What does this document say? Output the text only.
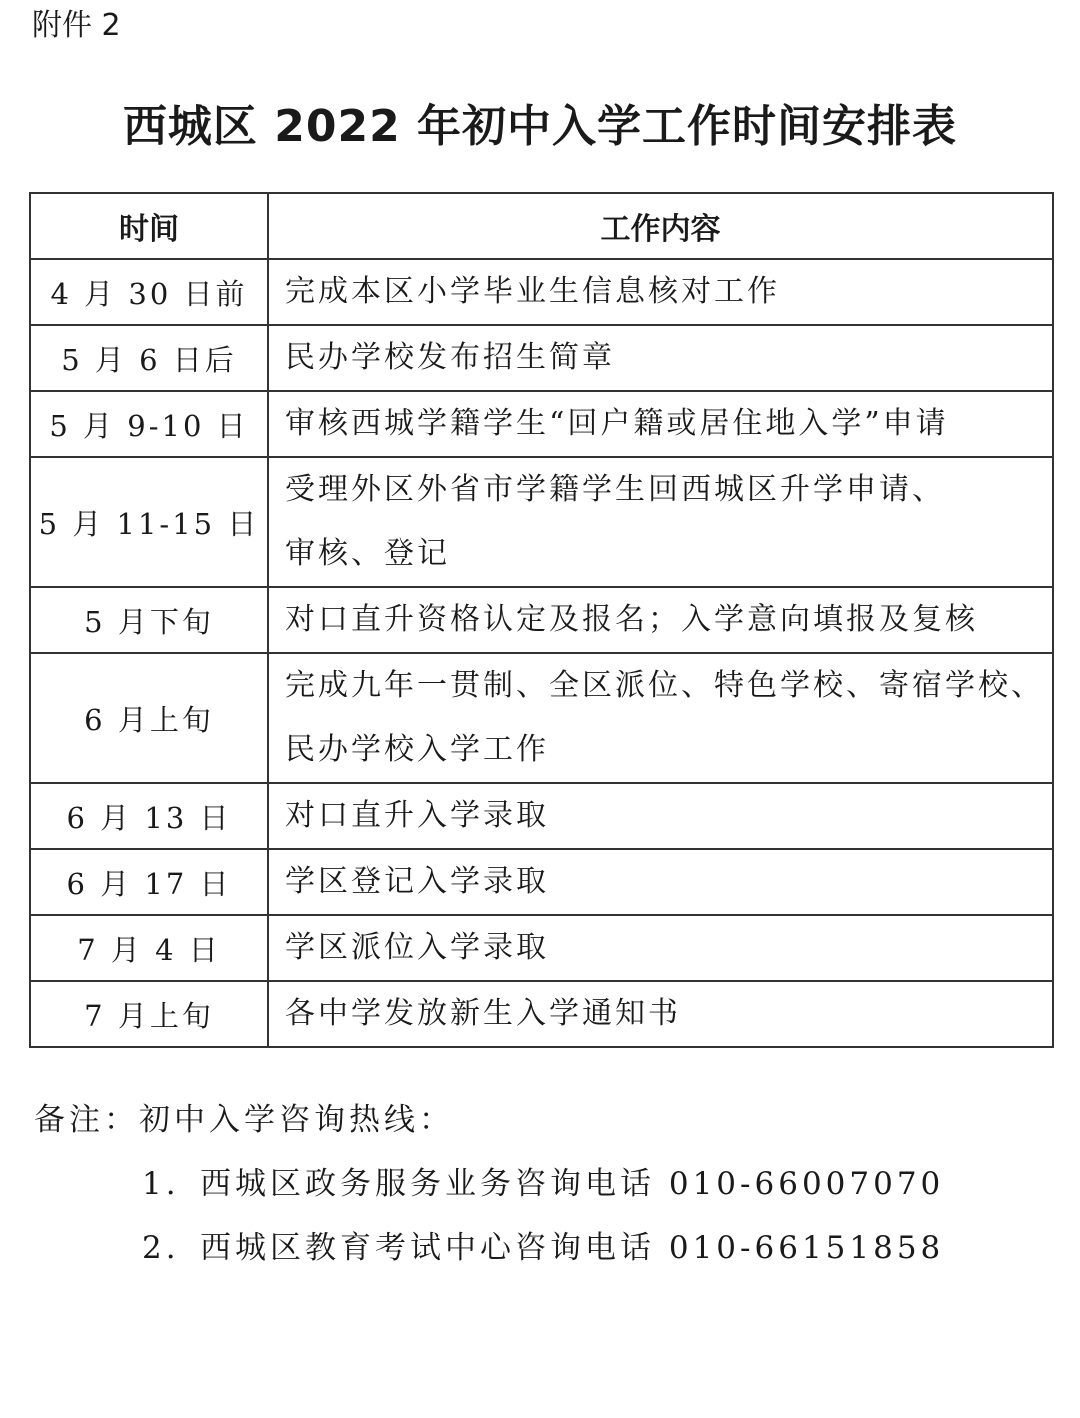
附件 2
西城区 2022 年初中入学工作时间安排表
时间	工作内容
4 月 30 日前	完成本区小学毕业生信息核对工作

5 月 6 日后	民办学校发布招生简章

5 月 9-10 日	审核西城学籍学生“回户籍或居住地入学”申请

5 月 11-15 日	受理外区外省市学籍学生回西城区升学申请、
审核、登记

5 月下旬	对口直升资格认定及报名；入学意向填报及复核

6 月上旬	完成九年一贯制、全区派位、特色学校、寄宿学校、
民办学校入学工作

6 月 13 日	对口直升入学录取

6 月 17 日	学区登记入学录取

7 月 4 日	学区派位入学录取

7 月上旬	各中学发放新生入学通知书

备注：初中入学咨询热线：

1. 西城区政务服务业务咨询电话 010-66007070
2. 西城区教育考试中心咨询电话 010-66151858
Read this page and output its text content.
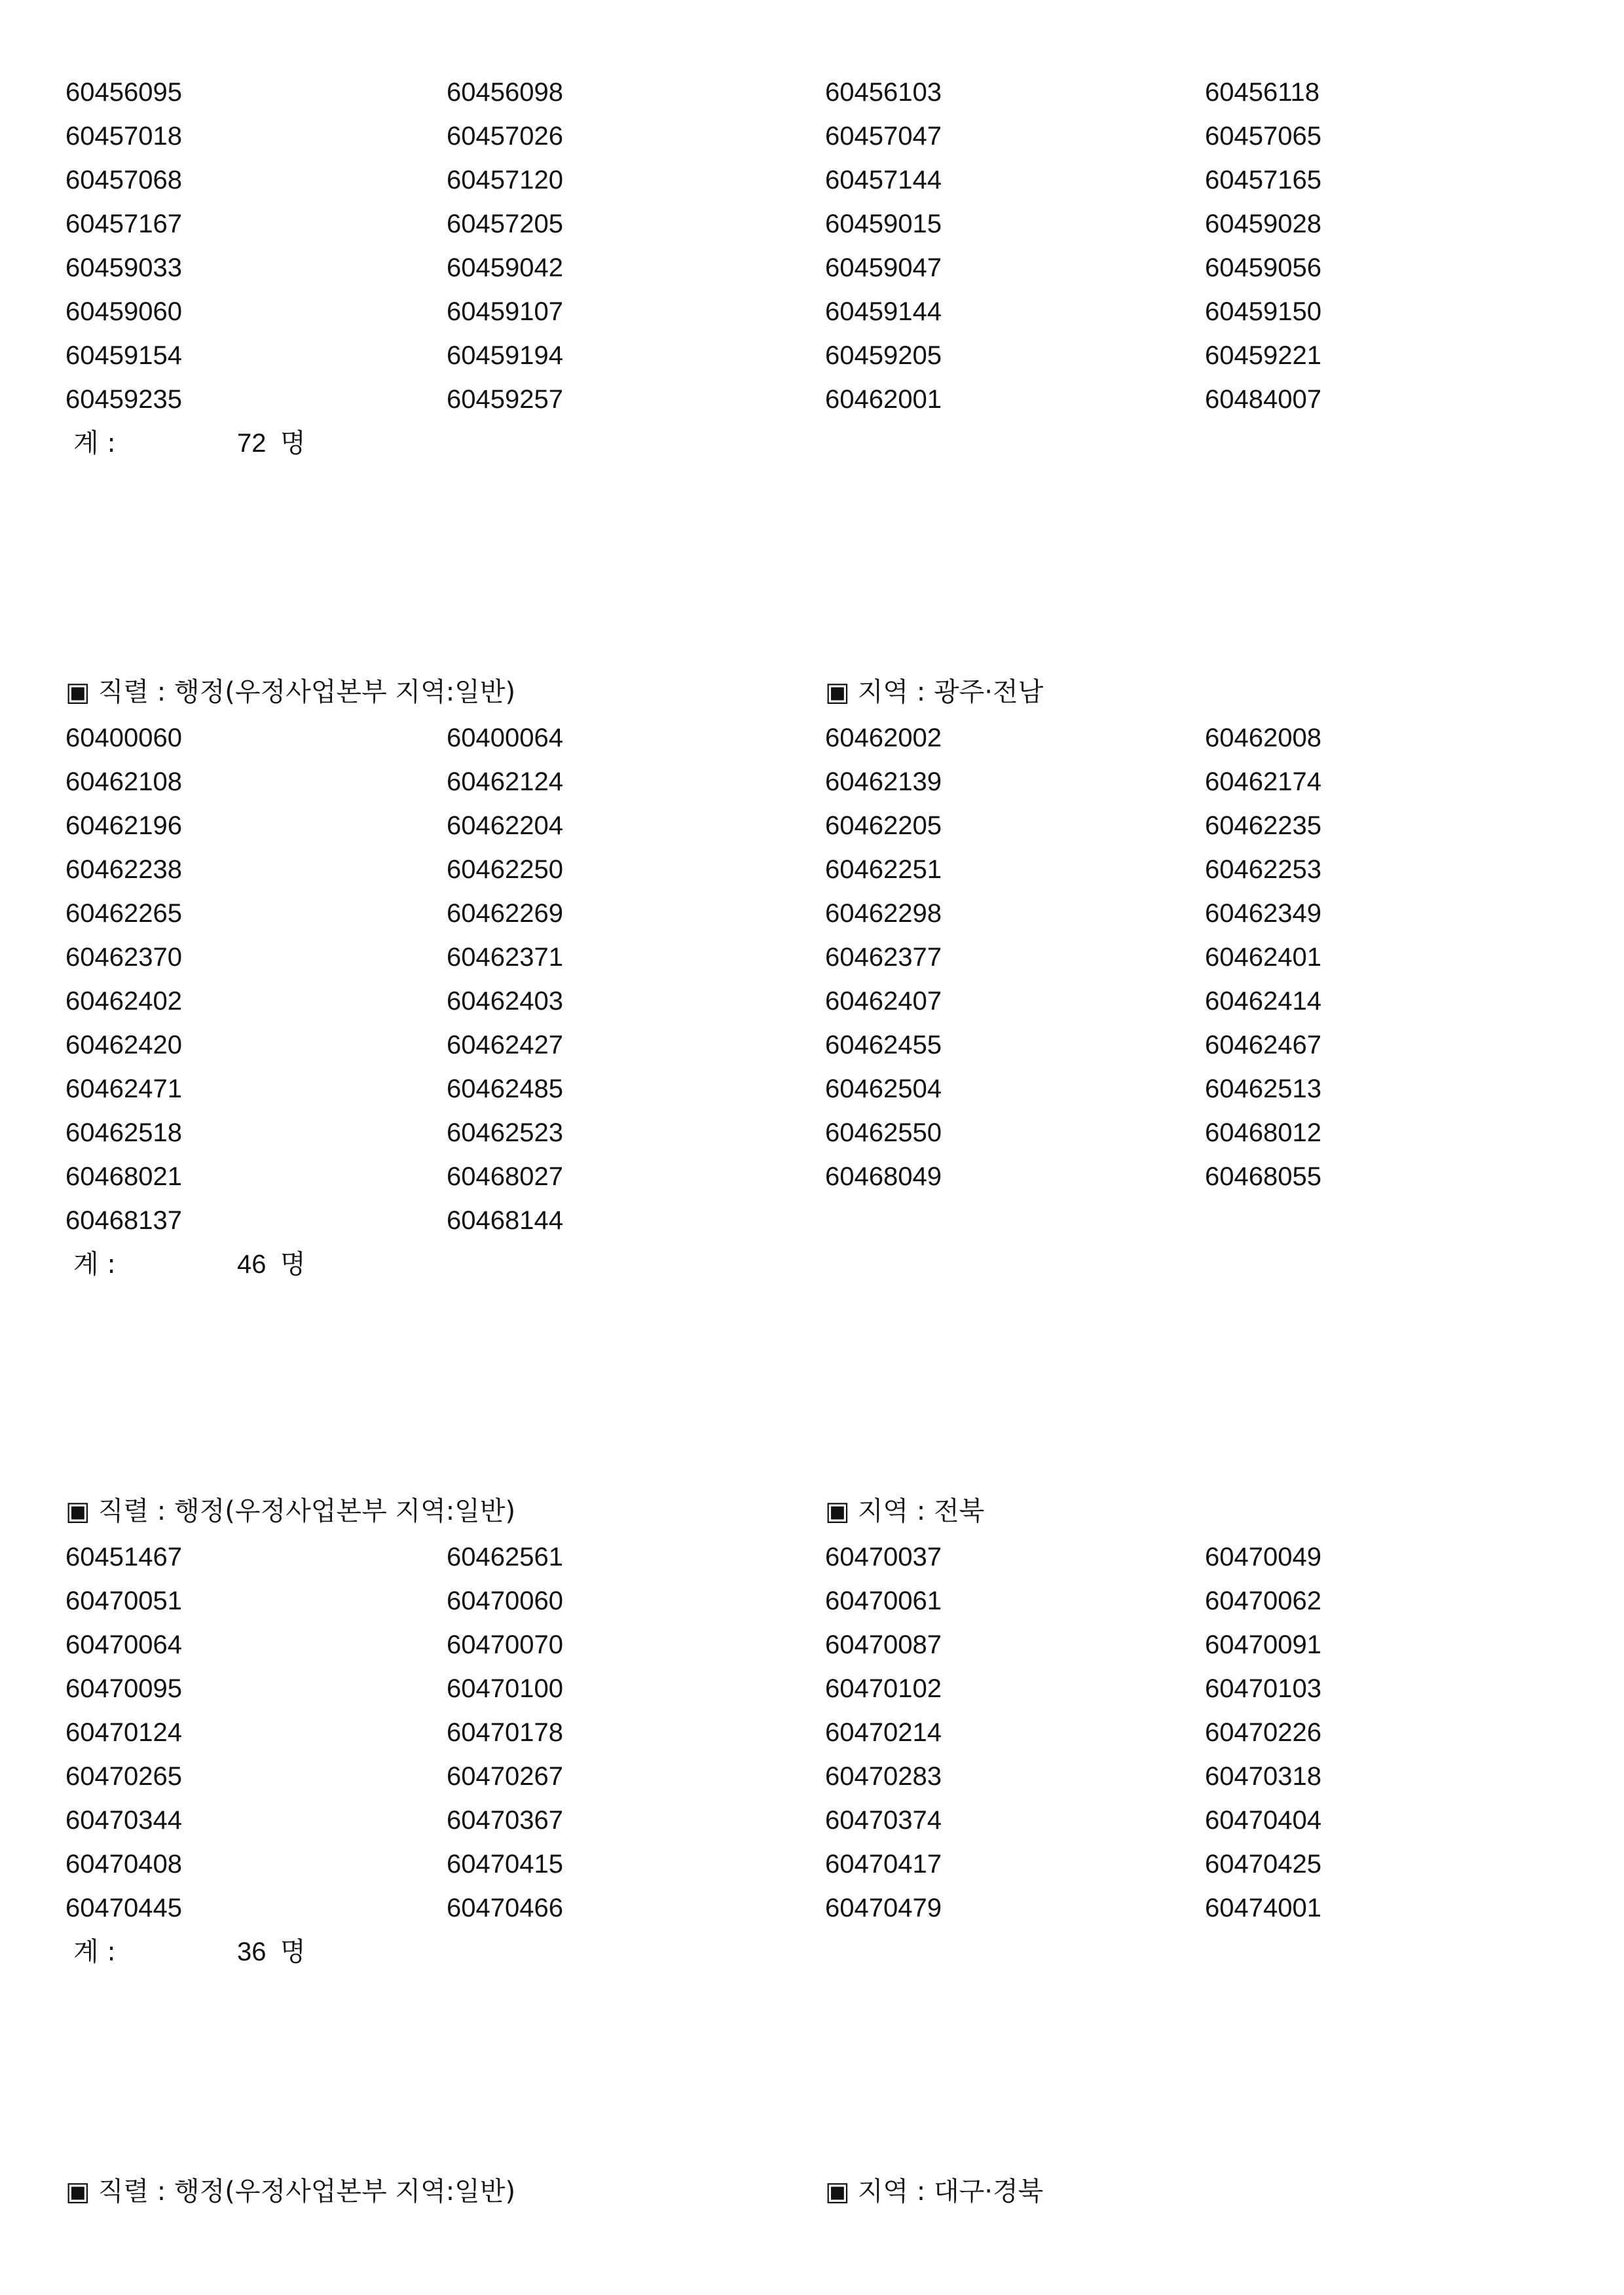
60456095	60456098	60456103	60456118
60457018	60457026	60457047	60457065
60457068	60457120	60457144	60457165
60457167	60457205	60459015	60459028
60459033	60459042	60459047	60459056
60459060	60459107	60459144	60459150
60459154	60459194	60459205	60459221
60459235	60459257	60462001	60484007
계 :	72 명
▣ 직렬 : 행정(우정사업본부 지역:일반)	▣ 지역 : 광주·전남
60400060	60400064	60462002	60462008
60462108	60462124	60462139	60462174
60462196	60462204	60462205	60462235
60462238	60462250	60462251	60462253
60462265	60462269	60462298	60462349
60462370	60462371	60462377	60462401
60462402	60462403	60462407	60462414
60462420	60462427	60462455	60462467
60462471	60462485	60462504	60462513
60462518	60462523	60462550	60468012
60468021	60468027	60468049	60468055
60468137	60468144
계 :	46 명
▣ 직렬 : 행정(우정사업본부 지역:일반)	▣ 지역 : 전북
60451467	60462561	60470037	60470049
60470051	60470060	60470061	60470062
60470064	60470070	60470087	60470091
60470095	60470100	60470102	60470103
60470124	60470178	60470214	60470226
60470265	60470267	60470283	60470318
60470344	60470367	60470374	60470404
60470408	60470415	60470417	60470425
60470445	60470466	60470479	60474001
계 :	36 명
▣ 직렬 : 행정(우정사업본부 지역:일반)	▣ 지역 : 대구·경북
+---+
▶ WORK REQUIRED
Retype the whole listing exactly and leave the pictures out.

▶ FULL ANSWER
What does this document say? Output the text only.
附件 2
西城区 2022 年初中入学工作时间安排表
时间	工作内容
4 月 30 日前	完成本区小学毕业生信息核对工作

5 月 6 日后	民办学校发布招生简章

5 月 9-10 日	审核西城学籍学生“回户籍或居住地入学”申请

5 月 11-15 日	受理外区外省市学籍学生回西城区升学申请、
审核、登记

5 月下旬	对口直升资格认定及报名；入学意向填报及复核

6 月上旬	完成九年一贯制、全区派位、特色学校、寄宿学校、
民办学校入学工作

6 月 13 日	对口直升入学录取

6 月 17 日	学区登记入学录取

7 月 4 日	学区派位入学录取

7 月上旬	各中学发放新生入学通知书

备注：初中入学咨询热线：

1. 西城区政务服务业务咨询电话 010-66007070
2. 西城区教育考试中心咨询电话 010-66151858
Read this page and output its text content.
60456095	60456098	60456103	60456118
60457018	60457026	60457047	60457065
60457068	60457120	60457144	60457165
60457167	60457205	60459015	60459028
60459033	60459042	60459047	60459056
60459060	60459107	60459144	60459150
60459154	60459194	60459205	60459221
60459235	60459257	60462001	60484007
계 :	72 명
▣ 직렬 : 행정(우정사업본부 지역:일반)	▣ 지역 : 광주·전남
60400060	60400064	60462002	60462008
60462108	60462124	60462139	60462174
60462196	60462204	60462205	60462235
60462238	60462250	60462251	60462253
60462265	60462269	60462298	60462349
60462370	60462371	60462377	60462401
60462402	60462403	60462407	60462414
60462420	60462427	60462455	60462467
60462471	60462485	60462504	60462513
60462518	60462523	60462550	60468012
60468021	60468027	60468049	60468055
60468137	60468144
계 :	46 명
▣ 직렬 : 행정(우정사업본부 지역:일반)	▣ 지역 : 전북
60451467	60462561	60470037	60470049
60470051	60470060	60470061	60470062
60470064	60470070	60470087	60470091
60470095	60470100	60470102	60470103
60470124	60470178	60470214	60470226
60470265	60470267	60470283	60470318
60470344	60470367	60470374	60470404
60470408	60470415	60470417	60470425
60470445	60470466	60470479	60474001
계 :	36 명
▣ 직렬 : 행정(우정사업본부 지역:일반)	▣ 지역 : 대구·경북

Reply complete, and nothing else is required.